§ BRIEF:
Every line of the data below needs to be reproduced exactly.

····················

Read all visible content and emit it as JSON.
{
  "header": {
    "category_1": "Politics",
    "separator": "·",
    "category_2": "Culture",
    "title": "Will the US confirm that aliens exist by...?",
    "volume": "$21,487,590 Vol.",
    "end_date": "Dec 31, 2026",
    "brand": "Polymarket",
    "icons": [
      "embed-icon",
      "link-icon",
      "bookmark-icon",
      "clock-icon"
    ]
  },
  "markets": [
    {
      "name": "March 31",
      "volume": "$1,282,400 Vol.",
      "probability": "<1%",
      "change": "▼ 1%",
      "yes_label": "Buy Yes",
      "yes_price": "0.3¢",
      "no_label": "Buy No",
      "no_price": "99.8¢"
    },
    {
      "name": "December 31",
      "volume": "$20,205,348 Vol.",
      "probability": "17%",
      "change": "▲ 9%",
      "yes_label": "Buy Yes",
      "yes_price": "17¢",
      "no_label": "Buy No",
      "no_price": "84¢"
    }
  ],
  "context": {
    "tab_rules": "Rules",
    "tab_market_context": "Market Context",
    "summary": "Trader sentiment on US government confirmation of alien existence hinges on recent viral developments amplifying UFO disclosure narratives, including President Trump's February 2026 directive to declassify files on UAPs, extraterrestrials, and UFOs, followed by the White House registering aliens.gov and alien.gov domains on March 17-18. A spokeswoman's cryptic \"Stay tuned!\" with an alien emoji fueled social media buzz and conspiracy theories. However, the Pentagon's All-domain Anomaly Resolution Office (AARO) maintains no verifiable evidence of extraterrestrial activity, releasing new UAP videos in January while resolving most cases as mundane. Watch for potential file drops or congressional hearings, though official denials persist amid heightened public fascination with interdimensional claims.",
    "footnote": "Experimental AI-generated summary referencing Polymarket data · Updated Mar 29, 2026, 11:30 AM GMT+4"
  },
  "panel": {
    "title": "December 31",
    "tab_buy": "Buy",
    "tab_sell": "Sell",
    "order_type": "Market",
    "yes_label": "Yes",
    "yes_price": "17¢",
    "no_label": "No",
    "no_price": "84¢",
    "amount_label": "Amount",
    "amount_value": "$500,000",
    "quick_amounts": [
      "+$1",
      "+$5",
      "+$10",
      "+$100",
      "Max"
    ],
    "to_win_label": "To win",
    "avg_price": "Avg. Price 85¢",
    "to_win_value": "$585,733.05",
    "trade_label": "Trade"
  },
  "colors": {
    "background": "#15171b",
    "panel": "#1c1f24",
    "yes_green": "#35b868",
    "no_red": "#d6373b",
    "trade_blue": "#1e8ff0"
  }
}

····················

§ EXERCISE OUTPUT:
Read all visible content and emit it as JSON.
{
  "header": {
    "category_1": "Politics",
    "separator": "·",
    "category_2": "Culture",
    "title": "Will the US confirm that aliens exist by...?",
    "volume": "$21,487,590 Vol.",
    "end_date": "Dec 31, 2026",
    "brand": "Polymarket",
    "icons": [
      "embed-icon",
      "link-icon",
      "bookmark-icon",
      "clock-icon"
    ]
  },
  "markets": [
    {
      "name": "March 31",
      "volume": "$1,282,400 Vol.",
      "probability": "<1%",
      "change": "▼ 1%",
      "yes_label": "Buy Yes",
      "yes_price": "0.3¢",
      "no_label": "Buy No",
      "no_price": "99.8¢"
    },
    {
      "name": "December 31",
      "volume": "$20,205,348 Vol.",
      "probability": "17%",
      "change": "▲ 9%",
      "yes_label": "Buy Yes",
      "yes_price": "17¢",
      "no_label": "Buy No",
      "no_price": "84¢"
    }
  ],
  "context": {
    "tab_rules": "Rules",
    "tab_market_context": "Market Context",
    "summary": "Trader sentiment on US government confirmation of alien existence hinges on recent viral developments amplifying UFO disclosure narratives, including President Trump's February 2026 directive to declassify files on UAPs, extraterrestrials, and UFOs, followed by the White House registering aliens.gov and alien.gov domains on March 17-18. A spokeswoman's cryptic \"Stay tuned!\" with an alien emoji fueled social media buzz and conspiracy theories. However, the Pentagon's All-domain Anomaly Resolution Office (AARO) maintains no verifiable evidence of extraterrestrial activity, releasing new UAP videos in January while resolving most cases as mundane. Watch for potential file drops or congressional hearings, though official denials persist amid heightened public fascination with interdimensional claims.",
    "footnote": "Experimental AI-generated summary referencing Polymarket data · Updated Mar 29, 2026, 11:30 AM GMT+4"
  },
  "panel": {
    "title": "December 31",
    "tab_buy": "Buy",
    "tab_sell": "Sell",
    "order_type": "Market",
    "yes_label": "Yes",
    "yes_price": "17¢",
    "no_label": "No",
    "no_price": "84¢",
    "amount_label": "Amount",
    "amount_value": "$500,000",
    "quick_amounts": [
      "+$1",
      "+$5",
      "+$10",
      "+$100",
      "Max"
    ],
    "to_win_label": "To win",
    "avg_price": "Avg. Price 85¢",
    "to_win_value": "$585,733.05",
    "trade_label": "Trade"
  },
  "colors": {
    "background": "#15171b",
    "panel": "#1c1f24",
    "yes_green": "#35b868",
    "no_red": "#d6373b",
    "trade_blue": "#1e8ff0"
  }
}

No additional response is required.